#### What to do:
Locate the lines where "attributes" occurs and copy them as they stand.

::: Material provided :::

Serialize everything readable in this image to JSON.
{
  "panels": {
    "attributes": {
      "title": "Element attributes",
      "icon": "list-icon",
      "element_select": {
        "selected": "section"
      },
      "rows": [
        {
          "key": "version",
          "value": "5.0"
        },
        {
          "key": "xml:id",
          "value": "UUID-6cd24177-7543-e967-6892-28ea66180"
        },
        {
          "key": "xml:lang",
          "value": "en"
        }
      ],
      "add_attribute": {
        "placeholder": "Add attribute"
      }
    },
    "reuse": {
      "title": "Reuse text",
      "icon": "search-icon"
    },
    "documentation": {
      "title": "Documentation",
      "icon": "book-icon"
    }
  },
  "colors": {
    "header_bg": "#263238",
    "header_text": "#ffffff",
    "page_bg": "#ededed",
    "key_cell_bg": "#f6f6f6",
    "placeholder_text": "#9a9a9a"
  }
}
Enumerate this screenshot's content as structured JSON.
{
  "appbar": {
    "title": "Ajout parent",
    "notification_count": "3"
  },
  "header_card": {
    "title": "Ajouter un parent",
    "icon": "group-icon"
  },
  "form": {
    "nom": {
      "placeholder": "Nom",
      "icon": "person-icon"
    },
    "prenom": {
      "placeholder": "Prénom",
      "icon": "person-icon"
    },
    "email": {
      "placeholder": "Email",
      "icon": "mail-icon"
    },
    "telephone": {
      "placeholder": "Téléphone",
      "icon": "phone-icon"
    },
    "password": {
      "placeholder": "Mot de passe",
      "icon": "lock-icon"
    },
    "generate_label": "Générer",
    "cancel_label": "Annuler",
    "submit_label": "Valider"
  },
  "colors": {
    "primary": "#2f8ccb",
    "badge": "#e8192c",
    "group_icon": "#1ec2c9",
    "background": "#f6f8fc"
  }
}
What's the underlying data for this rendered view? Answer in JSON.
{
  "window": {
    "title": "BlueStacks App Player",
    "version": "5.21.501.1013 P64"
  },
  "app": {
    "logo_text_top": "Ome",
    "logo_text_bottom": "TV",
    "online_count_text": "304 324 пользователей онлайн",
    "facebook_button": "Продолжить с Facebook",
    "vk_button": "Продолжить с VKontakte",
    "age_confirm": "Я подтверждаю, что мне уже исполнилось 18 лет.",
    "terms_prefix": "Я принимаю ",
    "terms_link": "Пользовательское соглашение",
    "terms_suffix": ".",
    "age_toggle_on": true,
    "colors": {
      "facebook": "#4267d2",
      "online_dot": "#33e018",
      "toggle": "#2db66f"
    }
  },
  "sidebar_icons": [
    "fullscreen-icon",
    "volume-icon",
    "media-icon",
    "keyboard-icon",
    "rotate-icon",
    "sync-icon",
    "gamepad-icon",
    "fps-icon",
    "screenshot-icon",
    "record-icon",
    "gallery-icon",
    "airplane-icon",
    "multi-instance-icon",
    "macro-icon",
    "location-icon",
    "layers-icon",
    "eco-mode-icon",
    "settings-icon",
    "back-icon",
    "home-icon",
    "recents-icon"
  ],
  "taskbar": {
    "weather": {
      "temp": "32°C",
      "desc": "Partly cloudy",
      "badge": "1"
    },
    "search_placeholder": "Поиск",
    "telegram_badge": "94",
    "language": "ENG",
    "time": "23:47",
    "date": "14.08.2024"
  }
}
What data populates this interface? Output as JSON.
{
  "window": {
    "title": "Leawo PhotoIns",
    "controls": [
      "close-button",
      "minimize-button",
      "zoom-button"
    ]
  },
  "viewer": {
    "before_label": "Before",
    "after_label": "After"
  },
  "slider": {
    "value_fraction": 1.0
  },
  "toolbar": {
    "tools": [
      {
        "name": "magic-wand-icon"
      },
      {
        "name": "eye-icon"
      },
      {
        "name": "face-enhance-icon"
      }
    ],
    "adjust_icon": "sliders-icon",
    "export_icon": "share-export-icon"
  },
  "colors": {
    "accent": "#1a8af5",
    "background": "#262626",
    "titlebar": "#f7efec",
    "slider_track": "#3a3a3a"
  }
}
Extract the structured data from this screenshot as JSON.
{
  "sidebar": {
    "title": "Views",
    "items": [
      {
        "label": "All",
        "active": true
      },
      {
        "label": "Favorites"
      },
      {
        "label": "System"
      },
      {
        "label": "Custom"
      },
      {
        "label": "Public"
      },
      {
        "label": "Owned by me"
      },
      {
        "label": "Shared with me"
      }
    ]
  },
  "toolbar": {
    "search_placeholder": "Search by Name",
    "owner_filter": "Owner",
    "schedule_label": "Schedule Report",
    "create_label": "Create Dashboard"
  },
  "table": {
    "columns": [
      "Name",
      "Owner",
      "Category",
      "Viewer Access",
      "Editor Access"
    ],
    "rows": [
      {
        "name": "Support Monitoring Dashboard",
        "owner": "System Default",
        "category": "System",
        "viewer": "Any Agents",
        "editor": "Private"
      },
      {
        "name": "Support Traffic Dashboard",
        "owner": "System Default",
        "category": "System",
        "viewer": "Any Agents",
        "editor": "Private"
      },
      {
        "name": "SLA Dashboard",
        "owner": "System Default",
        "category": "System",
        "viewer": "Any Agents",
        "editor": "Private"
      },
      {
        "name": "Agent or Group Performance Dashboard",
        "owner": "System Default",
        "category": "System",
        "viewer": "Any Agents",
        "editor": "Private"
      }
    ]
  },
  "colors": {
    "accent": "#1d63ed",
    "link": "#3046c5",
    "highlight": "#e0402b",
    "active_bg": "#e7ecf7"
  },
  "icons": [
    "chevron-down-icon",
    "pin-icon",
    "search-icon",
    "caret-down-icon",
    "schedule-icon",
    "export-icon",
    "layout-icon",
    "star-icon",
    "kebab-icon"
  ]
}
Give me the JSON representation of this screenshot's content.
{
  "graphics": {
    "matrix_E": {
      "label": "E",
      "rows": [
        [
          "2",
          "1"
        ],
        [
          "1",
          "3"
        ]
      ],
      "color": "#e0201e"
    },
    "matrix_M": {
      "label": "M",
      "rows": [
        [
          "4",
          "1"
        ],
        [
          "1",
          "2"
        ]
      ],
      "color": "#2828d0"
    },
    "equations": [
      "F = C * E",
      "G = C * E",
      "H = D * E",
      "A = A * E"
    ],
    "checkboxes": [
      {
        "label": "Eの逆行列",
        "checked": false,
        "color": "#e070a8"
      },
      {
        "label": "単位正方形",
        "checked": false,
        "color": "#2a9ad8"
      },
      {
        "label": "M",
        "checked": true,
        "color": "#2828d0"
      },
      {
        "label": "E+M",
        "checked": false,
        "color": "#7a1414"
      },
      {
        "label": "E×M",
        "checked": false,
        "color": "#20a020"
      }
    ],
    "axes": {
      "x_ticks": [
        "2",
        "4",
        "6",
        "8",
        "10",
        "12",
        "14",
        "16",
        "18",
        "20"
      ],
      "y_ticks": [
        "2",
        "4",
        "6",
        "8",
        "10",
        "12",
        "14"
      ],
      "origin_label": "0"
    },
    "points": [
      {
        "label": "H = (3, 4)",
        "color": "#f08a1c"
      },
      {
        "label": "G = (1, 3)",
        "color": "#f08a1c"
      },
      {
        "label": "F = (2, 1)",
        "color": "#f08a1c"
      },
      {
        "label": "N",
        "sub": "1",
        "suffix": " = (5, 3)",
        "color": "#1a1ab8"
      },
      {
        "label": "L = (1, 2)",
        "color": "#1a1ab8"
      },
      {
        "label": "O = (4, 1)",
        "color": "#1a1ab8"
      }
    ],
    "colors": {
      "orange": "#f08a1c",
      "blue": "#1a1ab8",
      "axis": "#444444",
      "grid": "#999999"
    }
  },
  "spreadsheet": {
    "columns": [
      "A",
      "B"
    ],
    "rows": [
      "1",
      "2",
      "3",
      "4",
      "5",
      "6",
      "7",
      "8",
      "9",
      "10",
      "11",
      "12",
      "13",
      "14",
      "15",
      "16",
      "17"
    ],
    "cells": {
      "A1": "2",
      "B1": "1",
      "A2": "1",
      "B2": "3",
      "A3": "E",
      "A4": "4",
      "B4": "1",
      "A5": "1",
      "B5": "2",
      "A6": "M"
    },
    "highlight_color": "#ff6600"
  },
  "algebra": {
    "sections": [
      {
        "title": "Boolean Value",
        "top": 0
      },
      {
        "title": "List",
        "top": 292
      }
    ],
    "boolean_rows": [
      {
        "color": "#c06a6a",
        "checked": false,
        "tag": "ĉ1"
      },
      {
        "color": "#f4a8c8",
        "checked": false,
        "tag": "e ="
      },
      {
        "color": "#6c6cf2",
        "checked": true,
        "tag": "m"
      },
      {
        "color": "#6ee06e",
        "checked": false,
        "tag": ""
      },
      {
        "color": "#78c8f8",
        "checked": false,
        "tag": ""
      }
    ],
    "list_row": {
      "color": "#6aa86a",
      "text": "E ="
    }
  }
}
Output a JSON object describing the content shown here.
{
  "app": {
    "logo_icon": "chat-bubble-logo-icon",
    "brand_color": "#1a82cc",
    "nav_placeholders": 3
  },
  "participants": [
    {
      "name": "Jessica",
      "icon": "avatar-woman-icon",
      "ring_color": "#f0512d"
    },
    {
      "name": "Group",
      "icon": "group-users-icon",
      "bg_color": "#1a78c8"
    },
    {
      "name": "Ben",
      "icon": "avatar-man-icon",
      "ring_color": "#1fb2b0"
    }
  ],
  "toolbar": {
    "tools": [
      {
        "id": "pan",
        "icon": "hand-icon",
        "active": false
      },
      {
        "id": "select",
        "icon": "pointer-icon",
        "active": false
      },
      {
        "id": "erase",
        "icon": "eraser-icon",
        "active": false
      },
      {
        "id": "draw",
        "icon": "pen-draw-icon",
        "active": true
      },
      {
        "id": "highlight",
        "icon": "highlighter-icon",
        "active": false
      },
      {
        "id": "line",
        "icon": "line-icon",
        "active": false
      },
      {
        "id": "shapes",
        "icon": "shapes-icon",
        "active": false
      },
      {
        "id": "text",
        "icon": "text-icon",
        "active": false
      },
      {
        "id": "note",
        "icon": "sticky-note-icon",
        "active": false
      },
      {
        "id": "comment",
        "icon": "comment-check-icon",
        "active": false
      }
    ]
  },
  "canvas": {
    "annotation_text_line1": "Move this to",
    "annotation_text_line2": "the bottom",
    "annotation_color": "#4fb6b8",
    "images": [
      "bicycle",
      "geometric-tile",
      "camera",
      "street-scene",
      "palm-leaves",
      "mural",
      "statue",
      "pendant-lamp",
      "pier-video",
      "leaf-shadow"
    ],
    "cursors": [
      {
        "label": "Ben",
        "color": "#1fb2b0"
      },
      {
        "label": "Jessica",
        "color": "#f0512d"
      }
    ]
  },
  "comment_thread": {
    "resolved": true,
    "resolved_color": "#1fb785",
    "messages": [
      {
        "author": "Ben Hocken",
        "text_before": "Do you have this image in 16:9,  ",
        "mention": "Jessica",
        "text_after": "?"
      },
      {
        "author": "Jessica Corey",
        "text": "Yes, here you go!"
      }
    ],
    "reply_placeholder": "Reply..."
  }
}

:::

#### Response below:
    "attributes": {
      "title": "Element attributes",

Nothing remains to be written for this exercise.